- **Brief**: Return all of the entries exactly, with nothing added or left out.

- **Given information**:
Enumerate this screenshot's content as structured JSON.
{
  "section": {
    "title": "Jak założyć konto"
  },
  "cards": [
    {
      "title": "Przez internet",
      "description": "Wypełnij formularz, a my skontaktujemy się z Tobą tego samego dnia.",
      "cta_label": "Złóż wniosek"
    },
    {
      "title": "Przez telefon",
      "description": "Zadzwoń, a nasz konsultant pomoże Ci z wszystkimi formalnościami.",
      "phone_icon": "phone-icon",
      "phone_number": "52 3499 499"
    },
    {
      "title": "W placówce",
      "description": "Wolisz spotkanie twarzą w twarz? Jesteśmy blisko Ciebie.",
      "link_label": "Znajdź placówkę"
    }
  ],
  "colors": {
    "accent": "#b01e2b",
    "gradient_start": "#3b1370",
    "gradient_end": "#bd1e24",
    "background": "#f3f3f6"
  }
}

- **Worked answer**:
Enumerate this screenshot's content as structured JSON.
{
  "section": {
    "title": "Jak założyć konto"
  },
  "cards": [
    {
      "title": "Przez internet",
      "description": "Wypełnij formularz, a my skontaktujemy się z Tobą tego samego dnia.",
      "cta_label": "Złóż wniosek"
    },
    {
      "title": "Przez telefon",
      "description": "Zadzwoń, a nasz konsultant pomoże Ci z wszystkimi formalnościami.",
      "phone_icon": "phone-icon",
      "phone_number": "52 3499 499"
    },
    {
      "title": "W placówce",
      "description": "Wolisz spotkanie twarzą w twarz? Jesteśmy blisko Ciebie.",
      "link_label": "Znajdź placówkę"
    }
  ],
  "colors": {
    "accent": "#b01e2b",
    "gradient_start": "#3b1370",
    "gradient_end": "#bd1e24",
    "background": "#f3f3f6"
  }
}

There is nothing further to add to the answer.